>> START
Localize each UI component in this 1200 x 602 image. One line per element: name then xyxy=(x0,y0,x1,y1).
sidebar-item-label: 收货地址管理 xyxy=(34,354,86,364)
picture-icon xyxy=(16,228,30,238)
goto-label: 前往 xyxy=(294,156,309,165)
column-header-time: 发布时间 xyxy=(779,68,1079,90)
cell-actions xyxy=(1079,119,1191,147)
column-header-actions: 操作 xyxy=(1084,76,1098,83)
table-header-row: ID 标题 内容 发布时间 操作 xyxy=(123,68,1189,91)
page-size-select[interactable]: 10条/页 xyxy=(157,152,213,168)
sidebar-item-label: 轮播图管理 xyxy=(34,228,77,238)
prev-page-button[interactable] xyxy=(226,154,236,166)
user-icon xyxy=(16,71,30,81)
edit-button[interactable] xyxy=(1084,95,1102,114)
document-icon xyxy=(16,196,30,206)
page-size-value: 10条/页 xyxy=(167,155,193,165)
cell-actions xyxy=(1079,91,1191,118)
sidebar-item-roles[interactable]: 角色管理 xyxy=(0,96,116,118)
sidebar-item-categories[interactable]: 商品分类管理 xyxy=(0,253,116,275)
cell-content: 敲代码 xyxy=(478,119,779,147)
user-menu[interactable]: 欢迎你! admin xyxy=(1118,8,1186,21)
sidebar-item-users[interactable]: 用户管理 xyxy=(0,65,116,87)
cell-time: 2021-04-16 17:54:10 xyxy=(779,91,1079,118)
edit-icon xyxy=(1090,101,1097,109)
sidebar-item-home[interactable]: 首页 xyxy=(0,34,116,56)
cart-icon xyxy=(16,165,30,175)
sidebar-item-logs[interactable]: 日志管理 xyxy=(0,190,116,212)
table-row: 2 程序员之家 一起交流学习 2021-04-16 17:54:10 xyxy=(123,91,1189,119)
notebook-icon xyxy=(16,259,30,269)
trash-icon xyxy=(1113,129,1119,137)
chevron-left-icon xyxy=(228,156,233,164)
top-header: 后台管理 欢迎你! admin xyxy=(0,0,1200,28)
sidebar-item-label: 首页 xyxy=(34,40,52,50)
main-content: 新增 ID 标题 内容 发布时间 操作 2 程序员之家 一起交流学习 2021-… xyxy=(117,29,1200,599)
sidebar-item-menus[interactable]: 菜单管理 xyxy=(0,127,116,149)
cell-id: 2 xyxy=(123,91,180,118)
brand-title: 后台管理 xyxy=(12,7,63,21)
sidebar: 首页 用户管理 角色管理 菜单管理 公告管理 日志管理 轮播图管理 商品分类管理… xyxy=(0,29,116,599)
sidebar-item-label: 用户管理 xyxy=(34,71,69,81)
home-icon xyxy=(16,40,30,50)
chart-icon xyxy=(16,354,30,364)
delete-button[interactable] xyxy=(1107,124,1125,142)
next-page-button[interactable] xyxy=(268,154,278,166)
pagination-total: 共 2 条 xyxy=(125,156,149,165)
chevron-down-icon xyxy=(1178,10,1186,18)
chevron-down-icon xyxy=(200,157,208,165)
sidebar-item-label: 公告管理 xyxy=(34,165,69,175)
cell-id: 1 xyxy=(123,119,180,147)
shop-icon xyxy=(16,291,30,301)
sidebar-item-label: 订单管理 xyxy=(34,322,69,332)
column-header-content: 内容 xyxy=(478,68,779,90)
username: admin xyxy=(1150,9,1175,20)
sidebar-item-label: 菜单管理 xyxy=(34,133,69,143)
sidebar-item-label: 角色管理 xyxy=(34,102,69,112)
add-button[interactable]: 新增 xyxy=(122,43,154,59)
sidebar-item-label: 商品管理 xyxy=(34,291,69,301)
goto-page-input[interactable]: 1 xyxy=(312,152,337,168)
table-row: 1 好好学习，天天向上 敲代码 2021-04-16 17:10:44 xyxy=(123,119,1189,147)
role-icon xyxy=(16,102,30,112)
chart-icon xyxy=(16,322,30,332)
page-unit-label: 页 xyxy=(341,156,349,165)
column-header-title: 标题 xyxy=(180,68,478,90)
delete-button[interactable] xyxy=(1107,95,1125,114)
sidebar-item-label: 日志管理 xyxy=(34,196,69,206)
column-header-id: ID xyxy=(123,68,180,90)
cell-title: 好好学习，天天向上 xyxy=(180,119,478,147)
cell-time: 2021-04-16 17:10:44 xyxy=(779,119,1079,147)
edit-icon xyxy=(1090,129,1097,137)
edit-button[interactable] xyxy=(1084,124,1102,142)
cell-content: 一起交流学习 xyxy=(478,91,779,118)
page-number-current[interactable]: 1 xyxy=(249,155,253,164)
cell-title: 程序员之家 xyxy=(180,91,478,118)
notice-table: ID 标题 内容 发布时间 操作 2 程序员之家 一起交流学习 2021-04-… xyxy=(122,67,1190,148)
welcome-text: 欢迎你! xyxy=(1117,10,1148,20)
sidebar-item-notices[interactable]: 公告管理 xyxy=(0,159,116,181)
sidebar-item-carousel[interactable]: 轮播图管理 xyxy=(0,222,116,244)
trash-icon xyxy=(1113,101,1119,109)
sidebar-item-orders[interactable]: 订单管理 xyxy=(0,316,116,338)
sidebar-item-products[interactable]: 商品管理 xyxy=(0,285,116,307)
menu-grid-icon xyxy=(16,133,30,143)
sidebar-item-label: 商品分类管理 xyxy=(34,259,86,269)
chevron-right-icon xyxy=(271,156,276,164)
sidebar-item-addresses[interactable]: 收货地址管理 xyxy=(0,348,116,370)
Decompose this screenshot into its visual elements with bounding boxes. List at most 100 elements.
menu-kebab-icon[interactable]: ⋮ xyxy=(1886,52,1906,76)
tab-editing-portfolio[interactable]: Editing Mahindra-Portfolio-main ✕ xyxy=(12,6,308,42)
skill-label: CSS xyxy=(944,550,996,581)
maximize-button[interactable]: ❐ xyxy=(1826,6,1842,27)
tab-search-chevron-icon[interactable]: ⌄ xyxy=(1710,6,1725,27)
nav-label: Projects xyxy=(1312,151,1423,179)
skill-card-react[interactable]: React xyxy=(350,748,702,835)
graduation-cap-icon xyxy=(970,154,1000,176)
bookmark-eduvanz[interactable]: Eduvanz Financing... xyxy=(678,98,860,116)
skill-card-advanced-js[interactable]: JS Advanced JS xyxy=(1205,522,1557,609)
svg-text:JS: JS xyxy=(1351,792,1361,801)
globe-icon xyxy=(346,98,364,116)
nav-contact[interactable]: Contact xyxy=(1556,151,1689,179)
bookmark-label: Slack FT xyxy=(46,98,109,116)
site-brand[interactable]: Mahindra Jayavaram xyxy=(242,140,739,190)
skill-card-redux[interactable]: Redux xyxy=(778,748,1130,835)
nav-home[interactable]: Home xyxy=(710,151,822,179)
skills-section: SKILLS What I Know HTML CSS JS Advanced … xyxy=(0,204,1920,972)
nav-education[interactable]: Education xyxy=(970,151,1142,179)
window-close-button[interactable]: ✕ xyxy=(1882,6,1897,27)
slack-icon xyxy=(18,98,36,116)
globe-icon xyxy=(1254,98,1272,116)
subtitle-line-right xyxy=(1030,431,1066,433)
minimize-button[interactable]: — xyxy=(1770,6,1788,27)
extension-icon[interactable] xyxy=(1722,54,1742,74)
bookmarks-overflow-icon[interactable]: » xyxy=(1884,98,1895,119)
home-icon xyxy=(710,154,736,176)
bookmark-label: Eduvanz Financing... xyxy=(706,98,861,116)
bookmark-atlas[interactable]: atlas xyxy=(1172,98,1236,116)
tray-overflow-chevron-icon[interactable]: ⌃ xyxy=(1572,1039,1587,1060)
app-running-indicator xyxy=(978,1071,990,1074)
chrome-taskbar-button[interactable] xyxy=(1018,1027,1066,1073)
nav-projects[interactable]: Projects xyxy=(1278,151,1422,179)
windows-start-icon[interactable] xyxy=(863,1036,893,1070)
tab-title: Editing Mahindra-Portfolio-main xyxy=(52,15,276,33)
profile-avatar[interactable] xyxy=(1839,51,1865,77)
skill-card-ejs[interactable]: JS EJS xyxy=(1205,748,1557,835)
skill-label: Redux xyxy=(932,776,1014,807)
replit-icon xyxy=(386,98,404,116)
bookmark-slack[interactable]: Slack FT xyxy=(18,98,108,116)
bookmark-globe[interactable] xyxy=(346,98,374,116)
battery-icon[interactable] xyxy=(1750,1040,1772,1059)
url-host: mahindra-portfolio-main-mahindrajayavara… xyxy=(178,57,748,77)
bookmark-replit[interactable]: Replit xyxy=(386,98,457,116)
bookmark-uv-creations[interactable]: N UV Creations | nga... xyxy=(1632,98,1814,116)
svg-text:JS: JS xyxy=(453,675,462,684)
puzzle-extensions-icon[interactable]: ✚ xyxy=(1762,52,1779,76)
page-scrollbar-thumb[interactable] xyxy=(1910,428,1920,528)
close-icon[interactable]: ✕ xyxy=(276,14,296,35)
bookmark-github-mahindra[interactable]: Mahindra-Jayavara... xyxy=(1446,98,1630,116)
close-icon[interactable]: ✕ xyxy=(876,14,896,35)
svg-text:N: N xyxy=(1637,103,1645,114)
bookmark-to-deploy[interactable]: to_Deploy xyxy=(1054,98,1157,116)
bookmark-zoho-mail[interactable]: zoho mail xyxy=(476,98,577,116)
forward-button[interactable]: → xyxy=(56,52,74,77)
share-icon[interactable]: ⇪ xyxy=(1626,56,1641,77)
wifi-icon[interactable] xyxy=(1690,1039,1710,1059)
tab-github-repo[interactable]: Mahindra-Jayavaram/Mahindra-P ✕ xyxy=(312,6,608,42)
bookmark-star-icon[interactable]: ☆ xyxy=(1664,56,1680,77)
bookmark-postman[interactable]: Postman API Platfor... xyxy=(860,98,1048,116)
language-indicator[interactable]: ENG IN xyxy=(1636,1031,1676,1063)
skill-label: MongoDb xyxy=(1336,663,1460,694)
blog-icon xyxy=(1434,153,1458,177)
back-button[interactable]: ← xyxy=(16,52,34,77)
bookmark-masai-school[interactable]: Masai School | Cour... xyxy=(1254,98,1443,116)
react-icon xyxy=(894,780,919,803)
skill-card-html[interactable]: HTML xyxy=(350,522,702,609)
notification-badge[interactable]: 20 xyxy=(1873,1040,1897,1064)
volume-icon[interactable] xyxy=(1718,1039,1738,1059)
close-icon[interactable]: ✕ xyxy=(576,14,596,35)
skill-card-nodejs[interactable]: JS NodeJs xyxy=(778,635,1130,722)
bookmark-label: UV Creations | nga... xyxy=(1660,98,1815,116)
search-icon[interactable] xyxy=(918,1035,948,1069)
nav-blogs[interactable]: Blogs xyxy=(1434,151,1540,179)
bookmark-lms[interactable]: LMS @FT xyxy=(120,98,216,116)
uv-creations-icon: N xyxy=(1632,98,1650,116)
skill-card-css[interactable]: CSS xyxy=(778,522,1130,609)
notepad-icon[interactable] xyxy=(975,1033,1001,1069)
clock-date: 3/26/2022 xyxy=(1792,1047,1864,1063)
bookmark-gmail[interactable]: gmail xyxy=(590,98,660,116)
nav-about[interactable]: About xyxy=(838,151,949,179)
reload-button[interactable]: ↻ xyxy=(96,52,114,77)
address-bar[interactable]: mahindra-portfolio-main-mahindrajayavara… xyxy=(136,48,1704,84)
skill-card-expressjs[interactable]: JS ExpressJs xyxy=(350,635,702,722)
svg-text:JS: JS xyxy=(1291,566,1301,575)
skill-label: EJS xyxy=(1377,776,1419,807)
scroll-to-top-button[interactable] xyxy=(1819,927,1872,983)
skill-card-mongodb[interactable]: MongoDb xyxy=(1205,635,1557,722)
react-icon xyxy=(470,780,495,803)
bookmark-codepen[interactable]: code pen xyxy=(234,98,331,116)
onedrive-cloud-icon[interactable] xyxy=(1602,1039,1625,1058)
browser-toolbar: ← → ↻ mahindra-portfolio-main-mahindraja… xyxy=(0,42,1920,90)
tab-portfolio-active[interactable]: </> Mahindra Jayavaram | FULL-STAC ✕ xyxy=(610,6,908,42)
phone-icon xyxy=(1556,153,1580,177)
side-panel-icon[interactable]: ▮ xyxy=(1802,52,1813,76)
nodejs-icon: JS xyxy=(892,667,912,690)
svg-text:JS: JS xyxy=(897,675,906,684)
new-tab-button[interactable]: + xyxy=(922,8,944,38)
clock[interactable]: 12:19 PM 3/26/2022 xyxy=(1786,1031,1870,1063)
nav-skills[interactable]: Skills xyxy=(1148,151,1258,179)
>> END
■ TO DO:
Can you rewrite the listing from its first line through the line that contains "table-header-row: ID 标题", changing "column-header-time" to "column-header-date" and leaving everything else as it is? Return only those lines.

■ PROBLEM SOLUTION:
Localize each UI component in this 1200 x 602 image. One line per element: name then xyxy=(x0,y0,x1,y1).
sidebar-item-label: 收货地址管理 xyxy=(34,354,86,364)
picture-icon xyxy=(16,228,30,238)
goto-label: 前往 xyxy=(294,156,309,165)
column-header-date: 发布时间 xyxy=(779,68,1079,90)
cell-actions xyxy=(1079,119,1191,147)
column-header-actions: 操作 xyxy=(1084,76,1098,83)
table-header-row: ID 标题 内容 发布时间 操作 xyxy=(123,68,1189,91)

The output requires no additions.